**EXCERPTED RECORDS:**

--- START ---

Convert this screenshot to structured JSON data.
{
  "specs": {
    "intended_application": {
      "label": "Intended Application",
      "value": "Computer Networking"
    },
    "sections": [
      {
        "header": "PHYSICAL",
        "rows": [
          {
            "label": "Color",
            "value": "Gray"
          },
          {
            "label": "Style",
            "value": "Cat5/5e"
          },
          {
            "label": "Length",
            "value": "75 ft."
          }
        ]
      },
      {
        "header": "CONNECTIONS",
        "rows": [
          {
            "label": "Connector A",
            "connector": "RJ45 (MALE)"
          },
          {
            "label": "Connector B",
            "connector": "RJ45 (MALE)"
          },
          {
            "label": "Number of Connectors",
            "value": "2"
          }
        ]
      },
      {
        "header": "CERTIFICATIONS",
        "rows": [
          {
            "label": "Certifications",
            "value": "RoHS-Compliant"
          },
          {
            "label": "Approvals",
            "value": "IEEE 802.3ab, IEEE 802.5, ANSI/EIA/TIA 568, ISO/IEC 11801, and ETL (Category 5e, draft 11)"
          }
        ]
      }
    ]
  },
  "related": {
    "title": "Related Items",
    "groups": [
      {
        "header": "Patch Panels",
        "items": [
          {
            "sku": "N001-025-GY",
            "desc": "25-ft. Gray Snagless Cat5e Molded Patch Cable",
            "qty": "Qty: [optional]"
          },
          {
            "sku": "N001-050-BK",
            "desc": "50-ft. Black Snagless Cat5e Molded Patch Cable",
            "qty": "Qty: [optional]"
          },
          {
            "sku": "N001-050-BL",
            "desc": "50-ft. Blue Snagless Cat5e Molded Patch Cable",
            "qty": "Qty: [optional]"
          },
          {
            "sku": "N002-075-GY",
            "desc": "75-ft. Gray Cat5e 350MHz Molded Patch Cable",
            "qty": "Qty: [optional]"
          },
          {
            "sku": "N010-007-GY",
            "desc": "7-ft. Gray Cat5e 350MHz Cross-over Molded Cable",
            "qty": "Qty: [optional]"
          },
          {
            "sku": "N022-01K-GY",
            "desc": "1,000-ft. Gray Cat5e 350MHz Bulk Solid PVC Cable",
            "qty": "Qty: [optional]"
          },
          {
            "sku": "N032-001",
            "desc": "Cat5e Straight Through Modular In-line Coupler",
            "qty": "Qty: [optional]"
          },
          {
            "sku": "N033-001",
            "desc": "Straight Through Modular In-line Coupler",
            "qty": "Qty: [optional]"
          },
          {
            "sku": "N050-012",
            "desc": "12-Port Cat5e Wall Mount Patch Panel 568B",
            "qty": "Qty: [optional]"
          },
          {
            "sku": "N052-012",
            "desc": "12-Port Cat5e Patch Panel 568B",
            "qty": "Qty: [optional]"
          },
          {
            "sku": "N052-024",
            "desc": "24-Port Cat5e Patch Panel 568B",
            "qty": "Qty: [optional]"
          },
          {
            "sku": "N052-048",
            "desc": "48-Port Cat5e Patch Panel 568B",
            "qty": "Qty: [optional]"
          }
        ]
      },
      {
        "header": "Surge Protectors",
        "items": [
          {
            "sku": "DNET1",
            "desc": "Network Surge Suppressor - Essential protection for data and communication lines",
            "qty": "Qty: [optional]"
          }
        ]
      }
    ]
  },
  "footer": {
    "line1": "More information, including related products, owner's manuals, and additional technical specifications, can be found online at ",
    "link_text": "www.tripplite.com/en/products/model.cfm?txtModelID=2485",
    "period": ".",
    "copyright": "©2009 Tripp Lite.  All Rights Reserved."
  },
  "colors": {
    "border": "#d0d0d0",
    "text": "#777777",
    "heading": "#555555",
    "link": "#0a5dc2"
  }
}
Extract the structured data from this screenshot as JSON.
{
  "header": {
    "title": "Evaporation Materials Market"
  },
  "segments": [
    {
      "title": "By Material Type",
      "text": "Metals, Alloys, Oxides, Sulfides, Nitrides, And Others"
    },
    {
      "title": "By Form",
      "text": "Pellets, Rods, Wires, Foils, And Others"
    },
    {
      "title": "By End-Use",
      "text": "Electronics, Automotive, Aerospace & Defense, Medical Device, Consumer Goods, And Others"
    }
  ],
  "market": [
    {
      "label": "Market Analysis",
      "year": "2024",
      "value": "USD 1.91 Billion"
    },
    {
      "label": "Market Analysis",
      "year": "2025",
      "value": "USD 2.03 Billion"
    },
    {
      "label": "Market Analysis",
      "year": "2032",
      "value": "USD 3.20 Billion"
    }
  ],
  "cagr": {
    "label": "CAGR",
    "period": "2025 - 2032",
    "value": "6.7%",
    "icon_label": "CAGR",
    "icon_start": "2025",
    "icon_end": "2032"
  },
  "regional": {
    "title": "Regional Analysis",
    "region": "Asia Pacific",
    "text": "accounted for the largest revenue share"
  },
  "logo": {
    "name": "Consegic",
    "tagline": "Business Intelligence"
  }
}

--- END ---

**STATED TASK:** Exact output of every entry is required.

**RESULT BELOW:**
Convert this screenshot to structured JSON data.
{
  "specs": {
    "intended_application": {
      "label": "Intended Application",
      "value": "Computer Networking"
    },
    "sections": [
      {
        "header": "PHYSICAL",
        "rows": [
          {
            "label": "Color",
            "value": "Gray"
          },
          {
            "label": "Style",
            "value": "Cat5/5e"
          },
          {
            "label": "Length",
            "value": "75 ft."
          }
        ]
      },
      {
        "header": "CONNECTIONS",
        "rows": [
          {
            "label": "Connector A",
            "connector": "RJ45 (MALE)"
          },
          {
            "label": "Connector B",
            "connector": "RJ45 (MALE)"
          },
          {
            "label": "Number of Connectors",
            "value": "2"
          }
        ]
      },
      {
        "header": "CERTIFICATIONS",
        "rows": [
          {
            "label": "Certifications",
            "value": "RoHS-Compliant"
          },
          {
            "label": "Approvals",
            "value": "IEEE 802.3ab, IEEE 802.5, ANSI/EIA/TIA 568, ISO/IEC 11801, and ETL (Category 5e, draft 11)"
          }
        ]
      }
    ]
  },
  "related": {
    "title": "Related Items",
    "groups": [
      {
        "header": "Patch Panels",
        "items": [
          {
            "sku": "N001-025-GY",
            "desc": "25-ft. Gray Snagless Cat5e Molded Patch Cable",
            "qty": "Qty: [optional]"
          },
          {
            "sku": "N001-050-BK",
            "desc": "50-ft. Black Snagless Cat5e Molded Patch Cable",
            "qty": "Qty: [optional]"
          },
          {
            "sku": "N001-050-BL",
            "desc": "50-ft. Blue Snagless Cat5e Molded Patch Cable",
            "qty": "Qty: [optional]"
          },
          {
            "sku": "N002-075-GY",
            "desc": "75-ft. Gray Cat5e 350MHz Molded Patch Cable",
            "qty": "Qty: [optional]"
          },
          {
            "sku": "N010-007-GY",
            "desc": "7-ft. Gray Cat5e 350MHz Cross-over Molded Cable",
            "qty": "Qty: [optional]"
          },
          {
            "sku": "N022-01K-GY",
            "desc": "1,000-ft. Gray Cat5e 350MHz Bulk Solid PVC Cable",
            "qty": "Qty: [optional]"
          },
          {
            "sku": "N032-001",
            "desc": "Cat5e Straight Through Modular In-line Coupler",
            "qty": "Qty: [optional]"
          },
          {
            "sku": "N033-001",
            "desc": "Straight Through Modular In-line Coupler",
            "qty": "Qty: [optional]"
          },
          {
            "sku": "N050-012",
            "desc": "12-Port Cat5e Wall Mount Patch Panel 568B",
            "qty": "Qty: [optional]"
          },
          {
            "sku": "N052-012",
            "desc": "12-Port Cat5e Patch Panel 568B",
            "qty": "Qty: [optional]"
          },
          {
            "sku": "N052-024",
            "desc": "24-Port Cat5e Patch Panel 568B",
            "qty": "Qty: [optional]"
          },
          {
            "sku": "N052-048",
            "desc": "48-Port Cat5e Patch Panel 568B",
            "qty": "Qty: [optional]"
          }
        ]
      },
      {
        "header": "Surge Protectors",
        "items": [
          {
            "sku": "DNET1",
            "desc": "Network Surge Suppressor - Essential protection for data and communication lines",
            "qty": "Qty: [optional]"
          }
        ]
      }
    ]
  },
  "footer": {
    "line1": "More information, including related products, owner's manuals, and additional technical specifications, can be found online at ",
    "link_text": "www.tripplite.com/en/products/model.cfm?txtModelID=2485",
    "period": ".",
    "copyright": "©2009 Tripp Lite.  All Rights Reserved."
  },
  "colors": {
    "border": "#d0d0d0",
    "text": "#777777",
    "heading": "#555555",
    "link": "#0a5dc2"
  }
}
Extract the structured data from this screenshot as JSON.
{
  "header": {
    "title": "Evaporation Materials Market"
  },
  "segments": [
    {
      "title": "By Material Type",
      "text": "Metals, Alloys, Oxides, Sulfides, Nitrides, And Others"
    },
    {
      "title": "By Form",
      "text": "Pellets, Rods, Wires, Foils, And Others"
    },
    {
      "title": "By End-Use",
      "text": "Electronics, Automotive, Aerospace & Defense, Medical Device, Consumer Goods, And Others"
    }
  ],
  "market": [
    {
      "label": "Market Analysis",
      "year": "2024",
      "value": "USD 1.91 Billion"
    },
    {
      "label": "Market Analysis",
      "year": "2025",
      "value": "USD 2.03 Billion"
    },
    {
      "label": "Market Analysis",
      "year": "2032",
      "value": "USD 3.20 Billion"
    }
  ],
  "cagr": {
    "label": "CAGR",
    "period": "2025 - 2032",
    "value": "6.7%",
    "icon_label": "CAGR",
    "icon_start": "2025",
    "icon_end": "2032"
  },
  "regional": {
    "title": "Regional Analysis",
    "region": "Asia Pacific",
    "text": "accounted for the largest revenue share"
  },
  "logo": {
    "name": "Consegic",
    "tagline": "Business Intelligence"
  }
}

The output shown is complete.